## Exercise task
Gather all lines from the material that contain "четвертая".

## Data records
----
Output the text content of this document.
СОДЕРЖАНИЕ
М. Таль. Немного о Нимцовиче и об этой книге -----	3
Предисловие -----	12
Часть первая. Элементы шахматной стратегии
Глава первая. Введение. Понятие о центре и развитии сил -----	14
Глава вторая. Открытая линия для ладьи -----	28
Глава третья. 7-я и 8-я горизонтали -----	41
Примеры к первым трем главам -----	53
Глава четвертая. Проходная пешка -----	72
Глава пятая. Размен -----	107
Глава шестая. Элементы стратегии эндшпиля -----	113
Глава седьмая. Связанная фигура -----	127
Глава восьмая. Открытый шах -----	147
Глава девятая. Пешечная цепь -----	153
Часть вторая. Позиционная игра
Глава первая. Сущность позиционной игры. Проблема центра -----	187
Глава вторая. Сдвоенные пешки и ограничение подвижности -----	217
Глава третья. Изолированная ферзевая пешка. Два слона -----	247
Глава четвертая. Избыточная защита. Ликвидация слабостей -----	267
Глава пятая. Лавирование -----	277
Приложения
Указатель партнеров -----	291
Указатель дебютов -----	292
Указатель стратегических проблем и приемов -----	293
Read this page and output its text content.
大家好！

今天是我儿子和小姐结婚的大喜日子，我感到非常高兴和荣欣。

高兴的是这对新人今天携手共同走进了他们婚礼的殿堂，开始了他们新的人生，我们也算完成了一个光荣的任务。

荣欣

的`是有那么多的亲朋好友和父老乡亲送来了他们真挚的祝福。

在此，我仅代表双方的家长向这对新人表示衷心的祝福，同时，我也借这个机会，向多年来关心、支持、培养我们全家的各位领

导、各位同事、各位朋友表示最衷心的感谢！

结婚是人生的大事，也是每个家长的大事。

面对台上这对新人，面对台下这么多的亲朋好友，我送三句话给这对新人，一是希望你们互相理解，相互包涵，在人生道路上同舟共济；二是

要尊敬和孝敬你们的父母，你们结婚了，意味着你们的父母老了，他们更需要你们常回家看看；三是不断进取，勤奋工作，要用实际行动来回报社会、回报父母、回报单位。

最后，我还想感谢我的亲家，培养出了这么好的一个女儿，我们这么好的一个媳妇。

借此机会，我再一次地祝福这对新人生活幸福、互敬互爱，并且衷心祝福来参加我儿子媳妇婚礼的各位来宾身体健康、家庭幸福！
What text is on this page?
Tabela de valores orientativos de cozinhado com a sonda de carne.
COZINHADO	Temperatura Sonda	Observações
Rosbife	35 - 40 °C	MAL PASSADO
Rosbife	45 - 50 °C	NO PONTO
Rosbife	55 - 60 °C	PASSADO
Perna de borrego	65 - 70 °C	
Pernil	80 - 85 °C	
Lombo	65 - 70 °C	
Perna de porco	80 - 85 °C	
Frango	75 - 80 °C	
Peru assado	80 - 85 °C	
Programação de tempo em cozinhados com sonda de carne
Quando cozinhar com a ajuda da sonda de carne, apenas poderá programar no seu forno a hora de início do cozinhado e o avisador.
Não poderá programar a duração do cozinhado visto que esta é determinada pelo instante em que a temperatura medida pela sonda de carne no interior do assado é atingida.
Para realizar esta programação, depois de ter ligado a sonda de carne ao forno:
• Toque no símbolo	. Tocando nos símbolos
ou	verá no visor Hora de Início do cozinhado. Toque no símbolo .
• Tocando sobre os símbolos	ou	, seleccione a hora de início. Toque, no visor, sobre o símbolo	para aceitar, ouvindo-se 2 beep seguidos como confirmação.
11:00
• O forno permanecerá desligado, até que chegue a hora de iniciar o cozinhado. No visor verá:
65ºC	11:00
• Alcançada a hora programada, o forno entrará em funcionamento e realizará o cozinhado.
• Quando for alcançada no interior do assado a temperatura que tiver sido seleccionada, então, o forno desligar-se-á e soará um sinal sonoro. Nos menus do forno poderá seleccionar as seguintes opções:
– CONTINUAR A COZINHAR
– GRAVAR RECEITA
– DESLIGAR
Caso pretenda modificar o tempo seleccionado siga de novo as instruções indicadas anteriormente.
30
----
## Worked solution
Глава четвертая. Проходная пешка -----	72
Глава четвертая. Избыточная защита. Ликвидация слабостей -----	267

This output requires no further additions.